Written exercise
Your task is to copy every line of the entries that contains "aimas".

________________________

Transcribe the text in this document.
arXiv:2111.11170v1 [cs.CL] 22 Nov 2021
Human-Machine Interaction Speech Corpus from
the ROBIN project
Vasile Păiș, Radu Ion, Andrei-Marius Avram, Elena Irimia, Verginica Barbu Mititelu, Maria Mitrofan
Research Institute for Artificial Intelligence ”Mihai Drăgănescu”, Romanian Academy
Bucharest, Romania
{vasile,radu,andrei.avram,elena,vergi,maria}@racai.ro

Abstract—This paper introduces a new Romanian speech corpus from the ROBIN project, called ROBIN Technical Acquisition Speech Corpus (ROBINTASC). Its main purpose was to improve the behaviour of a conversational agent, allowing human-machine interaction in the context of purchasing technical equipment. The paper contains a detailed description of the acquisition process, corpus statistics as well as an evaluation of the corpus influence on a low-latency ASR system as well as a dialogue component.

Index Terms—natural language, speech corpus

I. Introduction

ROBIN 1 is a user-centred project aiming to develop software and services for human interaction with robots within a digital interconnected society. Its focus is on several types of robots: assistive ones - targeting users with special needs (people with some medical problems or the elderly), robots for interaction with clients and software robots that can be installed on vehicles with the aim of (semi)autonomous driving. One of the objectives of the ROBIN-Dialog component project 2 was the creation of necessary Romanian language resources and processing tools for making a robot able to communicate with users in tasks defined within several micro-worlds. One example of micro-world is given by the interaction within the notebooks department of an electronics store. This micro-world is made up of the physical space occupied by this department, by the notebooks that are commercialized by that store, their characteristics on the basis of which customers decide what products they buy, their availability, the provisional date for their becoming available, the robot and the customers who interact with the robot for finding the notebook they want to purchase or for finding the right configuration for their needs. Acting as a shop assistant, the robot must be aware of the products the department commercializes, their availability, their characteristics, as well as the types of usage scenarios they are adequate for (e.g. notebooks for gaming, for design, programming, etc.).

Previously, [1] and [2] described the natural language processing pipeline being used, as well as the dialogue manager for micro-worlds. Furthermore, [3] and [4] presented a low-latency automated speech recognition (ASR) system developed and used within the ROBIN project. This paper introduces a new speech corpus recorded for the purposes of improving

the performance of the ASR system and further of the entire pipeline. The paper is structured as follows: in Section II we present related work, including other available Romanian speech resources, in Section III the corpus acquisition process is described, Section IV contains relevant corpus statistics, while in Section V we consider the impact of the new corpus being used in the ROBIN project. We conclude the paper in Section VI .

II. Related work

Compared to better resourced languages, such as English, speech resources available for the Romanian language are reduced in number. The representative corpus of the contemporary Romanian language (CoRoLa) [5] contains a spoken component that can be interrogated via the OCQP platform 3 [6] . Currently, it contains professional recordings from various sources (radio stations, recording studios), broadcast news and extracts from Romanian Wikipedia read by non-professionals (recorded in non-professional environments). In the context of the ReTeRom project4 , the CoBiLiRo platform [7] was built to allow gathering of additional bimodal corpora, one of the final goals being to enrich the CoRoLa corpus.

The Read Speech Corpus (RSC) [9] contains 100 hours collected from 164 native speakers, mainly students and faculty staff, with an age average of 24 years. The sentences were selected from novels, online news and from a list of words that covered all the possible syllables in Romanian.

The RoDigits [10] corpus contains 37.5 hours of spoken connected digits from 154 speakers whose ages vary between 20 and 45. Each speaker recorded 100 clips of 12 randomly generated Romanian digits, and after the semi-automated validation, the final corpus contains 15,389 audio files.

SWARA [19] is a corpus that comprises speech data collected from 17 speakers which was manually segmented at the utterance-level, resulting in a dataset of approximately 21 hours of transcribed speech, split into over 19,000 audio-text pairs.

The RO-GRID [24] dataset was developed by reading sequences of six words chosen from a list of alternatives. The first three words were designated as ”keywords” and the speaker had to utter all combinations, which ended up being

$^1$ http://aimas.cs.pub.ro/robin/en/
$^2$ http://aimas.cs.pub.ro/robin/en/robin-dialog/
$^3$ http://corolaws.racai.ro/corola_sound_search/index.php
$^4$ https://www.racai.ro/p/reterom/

________________________

Result
$^1$ http://aimas.cs.pub.ro/robin/en/
$^2$ http://aimas.cs.pub.ro/robin/en/robin-dialog/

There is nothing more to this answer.